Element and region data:
--- --- ---
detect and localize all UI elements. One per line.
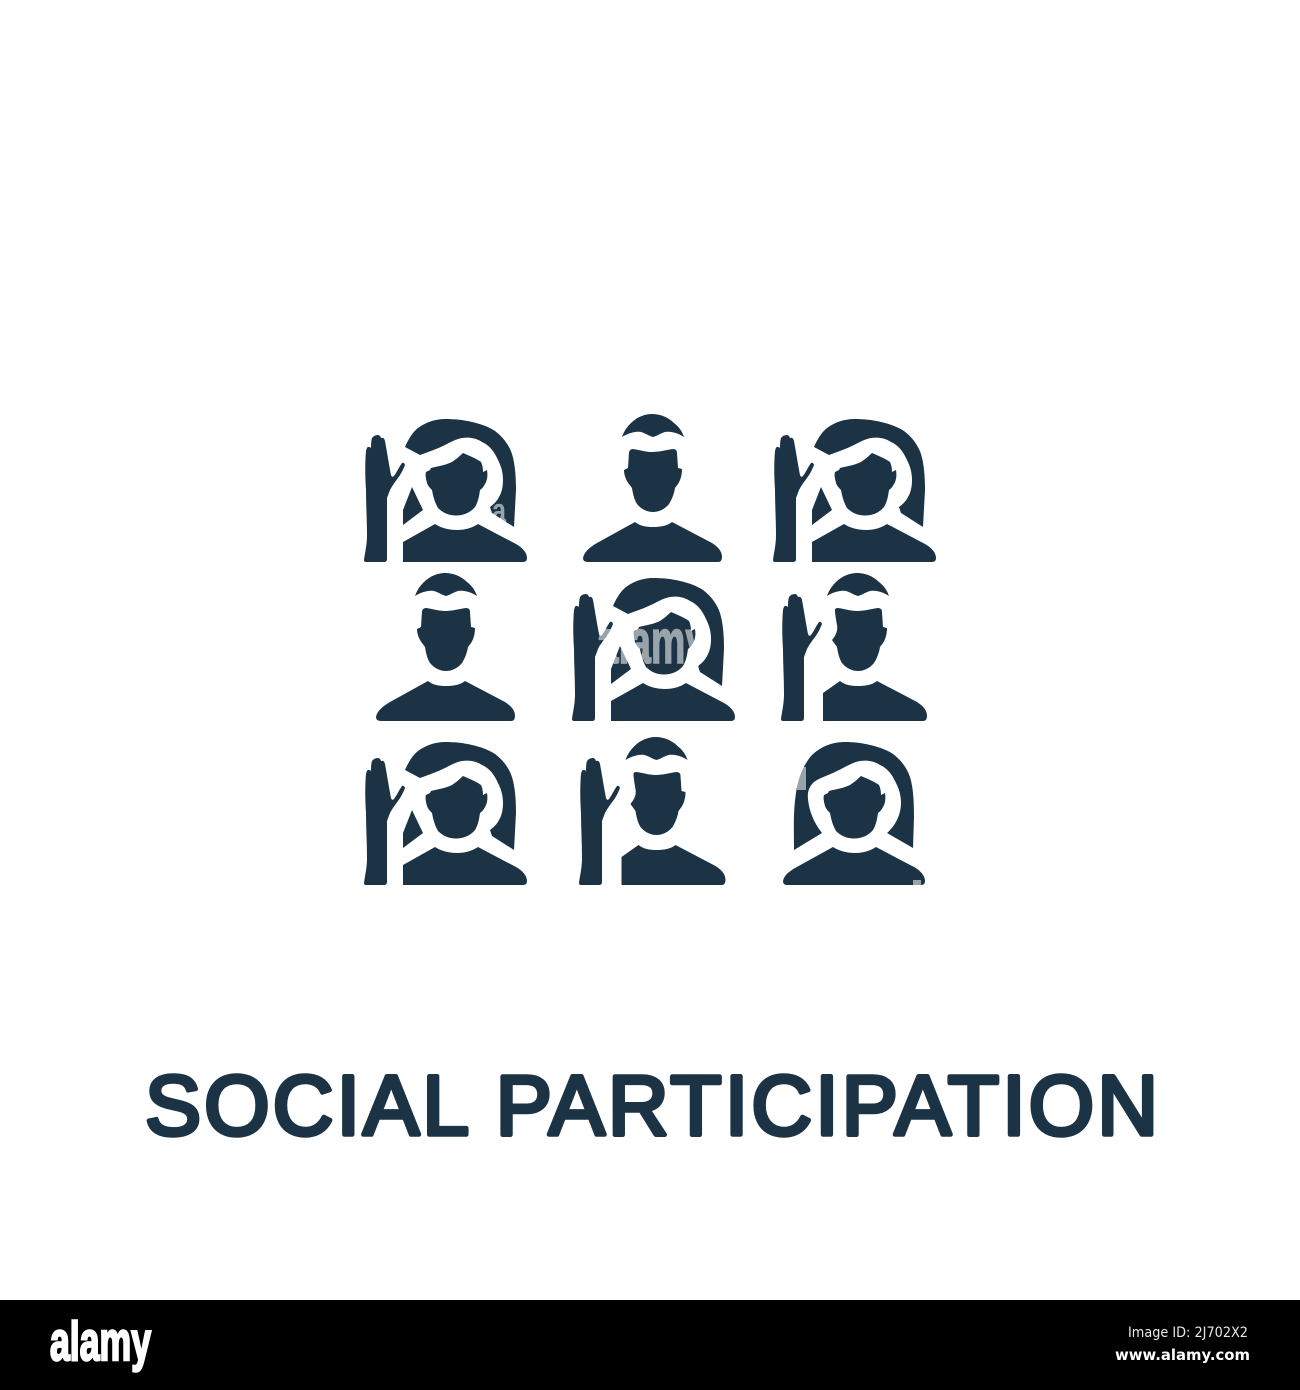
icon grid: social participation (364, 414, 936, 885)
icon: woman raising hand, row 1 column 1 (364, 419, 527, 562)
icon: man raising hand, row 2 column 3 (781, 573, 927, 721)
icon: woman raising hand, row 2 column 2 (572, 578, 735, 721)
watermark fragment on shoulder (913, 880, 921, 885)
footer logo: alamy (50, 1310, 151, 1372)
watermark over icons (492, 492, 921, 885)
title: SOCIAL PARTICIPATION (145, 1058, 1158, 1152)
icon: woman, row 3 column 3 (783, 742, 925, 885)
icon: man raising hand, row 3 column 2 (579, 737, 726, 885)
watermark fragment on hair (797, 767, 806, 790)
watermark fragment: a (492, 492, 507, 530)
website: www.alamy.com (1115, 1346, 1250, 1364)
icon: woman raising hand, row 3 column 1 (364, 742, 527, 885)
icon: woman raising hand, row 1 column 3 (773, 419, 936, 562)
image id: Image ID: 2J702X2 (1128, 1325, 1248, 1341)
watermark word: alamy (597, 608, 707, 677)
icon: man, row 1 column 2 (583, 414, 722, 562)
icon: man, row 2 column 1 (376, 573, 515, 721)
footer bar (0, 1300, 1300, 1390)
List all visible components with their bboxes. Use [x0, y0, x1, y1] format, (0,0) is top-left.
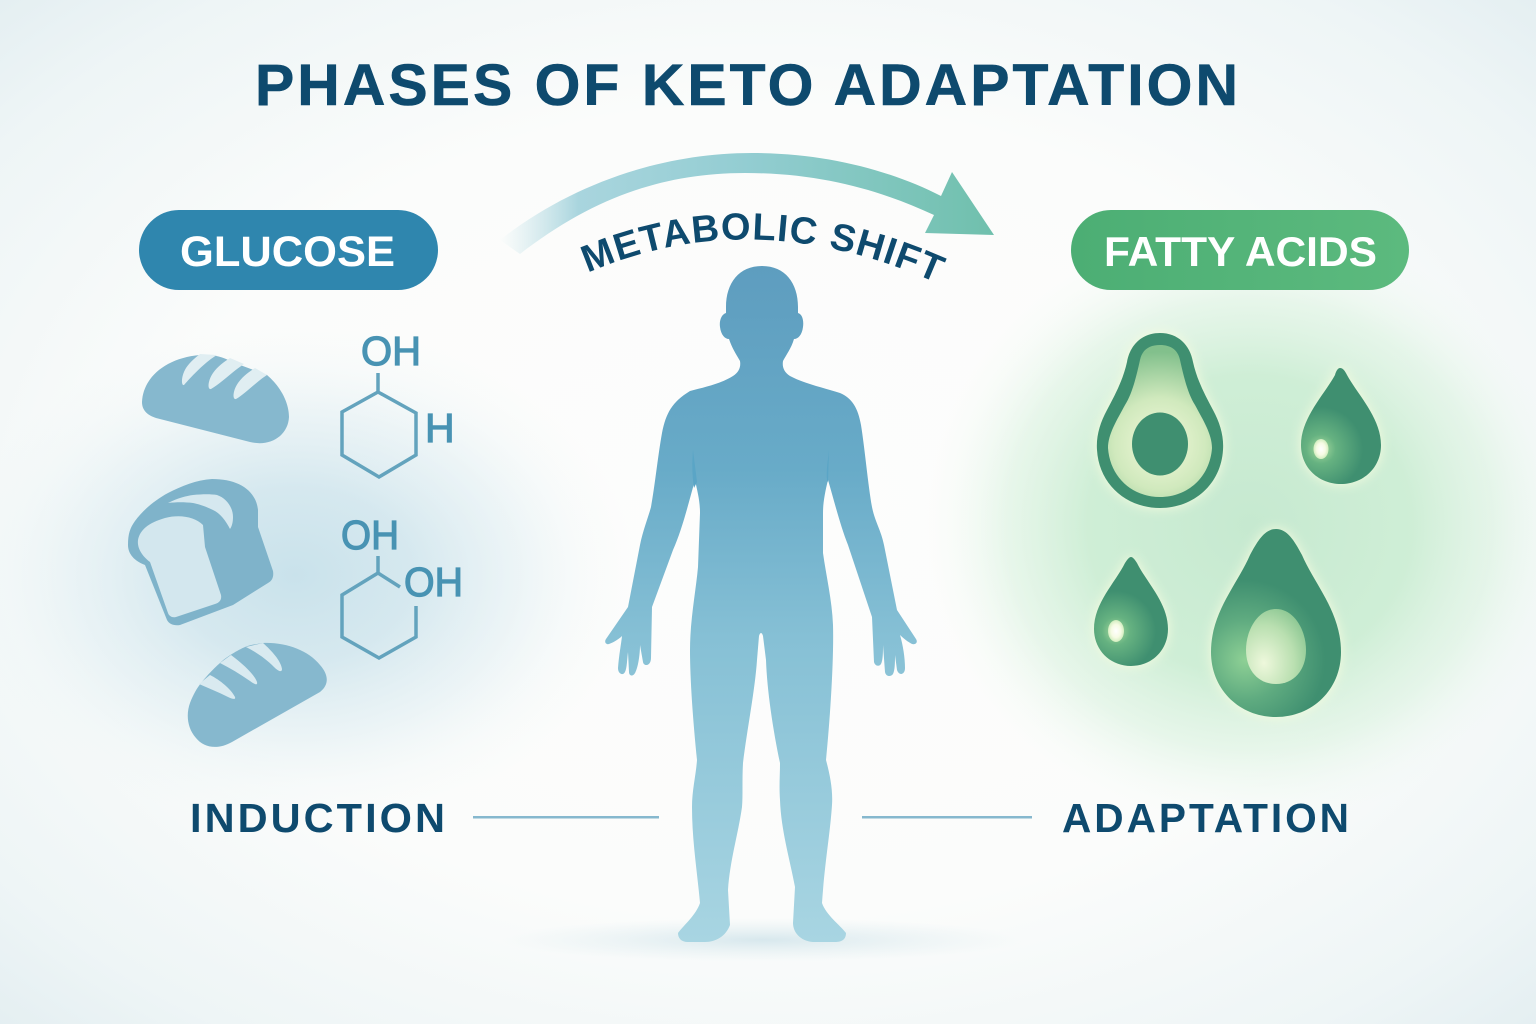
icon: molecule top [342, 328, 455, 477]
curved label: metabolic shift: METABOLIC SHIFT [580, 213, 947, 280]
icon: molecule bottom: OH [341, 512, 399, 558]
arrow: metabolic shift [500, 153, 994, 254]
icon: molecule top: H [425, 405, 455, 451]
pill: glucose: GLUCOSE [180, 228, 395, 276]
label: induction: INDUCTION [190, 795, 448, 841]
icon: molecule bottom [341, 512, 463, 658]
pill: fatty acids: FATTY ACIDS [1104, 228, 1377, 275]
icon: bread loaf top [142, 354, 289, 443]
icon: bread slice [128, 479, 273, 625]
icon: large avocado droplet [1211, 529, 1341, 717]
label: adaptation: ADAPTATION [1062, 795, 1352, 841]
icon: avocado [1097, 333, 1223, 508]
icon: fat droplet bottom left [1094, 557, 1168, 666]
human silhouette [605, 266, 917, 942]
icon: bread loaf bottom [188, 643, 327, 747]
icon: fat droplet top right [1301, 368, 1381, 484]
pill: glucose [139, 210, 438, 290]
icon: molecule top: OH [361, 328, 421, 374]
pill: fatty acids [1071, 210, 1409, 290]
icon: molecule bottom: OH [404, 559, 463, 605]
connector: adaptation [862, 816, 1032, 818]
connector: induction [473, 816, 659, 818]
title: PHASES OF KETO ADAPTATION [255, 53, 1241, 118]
--- --- ---
▸ **WHAT YOU WILL DO**
Please repeat every row above word for word, leaving out the picture lines.

▸ **SOLUTION FOR THIS TASK**
detect and localize all UI elements. One per line.
icon grid: social participation (364, 414, 936, 885)
icon: woman raising hand, row 1 column 1 (364, 419, 527, 562)
icon: man raising hand, row 2 column 3 (781, 573, 927, 721)
icon: woman raising hand, row 2 column 2 (572, 578, 735, 721)
watermark fragment on shoulder (913, 880, 921, 885)
footer logo: alamy (50, 1310, 151, 1372)
watermark over icons (492, 492, 921, 885)
title: SOCIAL PARTICIPATION (145, 1058, 1158, 1152)
icon: woman, row 3 column 3 (783, 742, 925, 885)
icon: man raising hand, row 3 column 2 (579, 737, 726, 885)
watermark fragment on hair (797, 767, 806, 790)
watermark fragment: a (492, 492, 507, 530)
website: www.alamy.com (1115, 1346, 1250, 1364)
icon: woman raising hand, row 3 column 1 (364, 742, 527, 885)
icon: woman raising hand, row 1 column 3 (773, 419, 936, 562)
image id: Image ID: 2J702X2 (1128, 1325, 1248, 1341)
watermark word: alamy (597, 608, 707, 677)
icon: man, row 1 column 2 (583, 414, 722, 562)
icon: man, row 2 column 1 (376, 573, 515, 721)
footer bar (0, 1300, 1300, 1390)
List all visible components with their bboxes. Use [x0, y0, x1, y1] format, (0,0) is top-left.
icon: molecule top [342, 328, 455, 477]
curved label: metabolic shift: METABOLIC SHIFT [580, 213, 947, 280]
icon: molecule bottom: OH [341, 512, 399, 558]
arrow: metabolic shift [500, 153, 994, 254]
icon: molecule top: H [425, 405, 455, 451]
pill: glucose: GLUCOSE [180, 228, 395, 276]
label: induction: INDUCTION [190, 795, 448, 841]
icon: molecule bottom [341, 512, 463, 658]
pill: fatty acids: FATTY ACIDS [1104, 228, 1377, 275]
icon: bread loaf top [142, 354, 289, 443]
icon: bread slice [128, 479, 273, 625]
icon: large avocado droplet [1211, 529, 1341, 717]
label: adaptation: ADAPTATION [1062, 795, 1352, 841]
icon: avocado [1097, 333, 1223, 508]
icon: fat droplet bottom left [1094, 557, 1168, 666]
human silhouette [605, 266, 917, 942]
icon: bread loaf bottom [188, 643, 327, 747]
icon: fat droplet top right [1301, 368, 1381, 484]
pill: glucose [139, 210, 438, 290]
icon: molecule top: OH [361, 328, 421, 374]
pill: fatty acids [1071, 210, 1409, 290]
icon: molecule bottom: OH [404, 559, 463, 605]
connector: adaptation [862, 816, 1032, 818]
connector: induction [473, 816, 659, 818]
title: PHASES OF KETO ADAPTATION [255, 53, 1241, 118]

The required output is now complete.